** Begin PAGE TEXT **

There are many ways to engage with circuits and electricity. We advocate for an approach that is playful, hands-on, and builds on the stories that learners want to tell. The idea of centering learner choice in Tiny Theaters is intentional. Tinkering experiences have many ways to get started and result in a variety of outcomes. By allowing learners to choose what goals they want to pursue and how they go about it, we connect their learning to previous experiences, personal interests, family and cultural traditions, and promote a sense of belonging and empowerment.
Consider the materials you have on hand in your space and how they can be leveraged into constructing a tiny world inside a box. Many great substitutions exist, so don't shy away from trying things wonderful and wacky!
☐ A cardboard box: A shoebox is a great fit for this activity, but also consider food packaging boxes, delivery boxes, and more.
☐ Light source(s): Paper circuits are a great way to illuminate a scene, but consider other light sources like a flashlight or the sun.
☐ Paper and adhesives: Keep general craft supplies nearby like colorful cardstock, scrap cardboard, markers, masking tape, hot glue guns, and utility knives (with adult supervision).

** End PAGE TEXT **

* **STATED GOAL A**
Copy the rows from the first one through the row containing "data-point: [1076, 203, 1090, 216]", including both.
The text above has no connection to the rows that come after it.

** Begin DATA SUPPLIED **

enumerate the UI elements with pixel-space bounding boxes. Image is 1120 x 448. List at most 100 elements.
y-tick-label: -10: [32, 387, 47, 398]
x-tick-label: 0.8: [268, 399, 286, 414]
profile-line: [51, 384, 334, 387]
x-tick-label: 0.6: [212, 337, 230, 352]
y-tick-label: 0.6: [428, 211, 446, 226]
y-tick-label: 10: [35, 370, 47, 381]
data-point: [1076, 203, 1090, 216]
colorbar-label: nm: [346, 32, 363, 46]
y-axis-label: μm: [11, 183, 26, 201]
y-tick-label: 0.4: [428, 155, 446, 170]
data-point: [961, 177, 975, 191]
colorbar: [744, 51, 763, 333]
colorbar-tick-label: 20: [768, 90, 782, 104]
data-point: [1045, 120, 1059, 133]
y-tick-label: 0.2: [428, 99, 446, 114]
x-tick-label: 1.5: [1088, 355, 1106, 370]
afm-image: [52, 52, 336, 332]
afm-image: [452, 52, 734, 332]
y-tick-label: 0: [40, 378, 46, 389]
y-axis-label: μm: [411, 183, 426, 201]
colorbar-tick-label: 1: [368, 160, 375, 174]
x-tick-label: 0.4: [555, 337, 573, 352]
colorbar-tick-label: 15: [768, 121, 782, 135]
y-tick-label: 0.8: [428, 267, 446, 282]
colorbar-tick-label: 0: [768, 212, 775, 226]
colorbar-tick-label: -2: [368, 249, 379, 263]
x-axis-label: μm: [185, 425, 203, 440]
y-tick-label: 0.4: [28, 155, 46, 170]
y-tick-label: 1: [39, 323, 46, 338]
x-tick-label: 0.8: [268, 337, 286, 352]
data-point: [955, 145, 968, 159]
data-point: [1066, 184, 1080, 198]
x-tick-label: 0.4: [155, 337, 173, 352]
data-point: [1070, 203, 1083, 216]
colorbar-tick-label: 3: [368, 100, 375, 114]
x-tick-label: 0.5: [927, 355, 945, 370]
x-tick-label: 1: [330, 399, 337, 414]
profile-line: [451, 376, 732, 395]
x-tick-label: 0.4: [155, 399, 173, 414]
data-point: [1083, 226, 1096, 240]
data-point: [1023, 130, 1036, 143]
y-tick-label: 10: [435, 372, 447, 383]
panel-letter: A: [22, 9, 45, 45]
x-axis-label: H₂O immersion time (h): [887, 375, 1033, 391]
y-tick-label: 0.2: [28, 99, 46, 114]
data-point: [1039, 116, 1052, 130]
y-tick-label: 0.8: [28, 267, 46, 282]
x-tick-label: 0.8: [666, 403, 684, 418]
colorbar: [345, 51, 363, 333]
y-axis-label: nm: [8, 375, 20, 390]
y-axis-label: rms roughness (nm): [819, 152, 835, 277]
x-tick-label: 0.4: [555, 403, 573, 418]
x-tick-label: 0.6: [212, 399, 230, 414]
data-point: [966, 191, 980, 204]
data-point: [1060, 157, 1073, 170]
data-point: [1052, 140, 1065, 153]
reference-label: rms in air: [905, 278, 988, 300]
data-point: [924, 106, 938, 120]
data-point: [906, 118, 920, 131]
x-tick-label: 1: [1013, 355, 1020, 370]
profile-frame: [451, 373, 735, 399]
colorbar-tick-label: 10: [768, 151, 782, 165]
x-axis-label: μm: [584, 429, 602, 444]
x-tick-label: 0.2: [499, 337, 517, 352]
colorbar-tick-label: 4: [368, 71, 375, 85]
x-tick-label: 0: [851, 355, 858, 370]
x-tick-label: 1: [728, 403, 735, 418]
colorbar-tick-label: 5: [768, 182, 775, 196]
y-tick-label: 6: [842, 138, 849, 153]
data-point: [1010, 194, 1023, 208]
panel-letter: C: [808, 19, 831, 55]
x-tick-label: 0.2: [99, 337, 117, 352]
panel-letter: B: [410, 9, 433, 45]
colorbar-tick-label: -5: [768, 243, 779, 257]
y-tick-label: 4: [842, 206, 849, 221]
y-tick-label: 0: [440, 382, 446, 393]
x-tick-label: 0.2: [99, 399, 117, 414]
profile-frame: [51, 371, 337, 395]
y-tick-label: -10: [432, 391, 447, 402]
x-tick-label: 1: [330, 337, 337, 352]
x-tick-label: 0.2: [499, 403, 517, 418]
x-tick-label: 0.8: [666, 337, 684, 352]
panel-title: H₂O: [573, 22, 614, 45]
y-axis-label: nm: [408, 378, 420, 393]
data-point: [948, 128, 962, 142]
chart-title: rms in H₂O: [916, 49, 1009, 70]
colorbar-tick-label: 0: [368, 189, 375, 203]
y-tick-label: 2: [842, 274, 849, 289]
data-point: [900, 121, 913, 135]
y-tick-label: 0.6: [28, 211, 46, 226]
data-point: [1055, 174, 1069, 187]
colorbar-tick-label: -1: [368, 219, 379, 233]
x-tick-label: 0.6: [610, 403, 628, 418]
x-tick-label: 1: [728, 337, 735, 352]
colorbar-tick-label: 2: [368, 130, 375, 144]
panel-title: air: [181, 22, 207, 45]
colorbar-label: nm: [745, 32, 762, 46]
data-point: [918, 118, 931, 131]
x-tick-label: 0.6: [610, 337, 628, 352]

** End DATA SUPPLIED **

* **STATED GOAL B**
Answer these questions using the Tiny Theaters text:
(i) What kind of box does it call a great fit for the activity?
(ii) Besides paper circuits, which light sources does it suggest?
(iii) What does it say learners are allowed to choose?

* **SOLUTION A**
enumerate the UI elements with pixel-space bounding boxes. Image is 1120 x 448. List at most 100 elements.
y-tick-label: -10: [32, 387, 47, 398]
x-tick-label: 0.8: [268, 399, 286, 414]
profile-line: [51, 384, 334, 387]
x-tick-label: 0.6: [212, 337, 230, 352]
y-tick-label: 0.6: [428, 211, 446, 226]
y-tick-label: 10: [35, 370, 47, 381]
data-point: [1076, 203, 1090, 216]

* **SOLUTION B**
(i) A shoebox.
(ii) A flashlight or the sun.
(iii) What goals they want to pursue and how they go about it.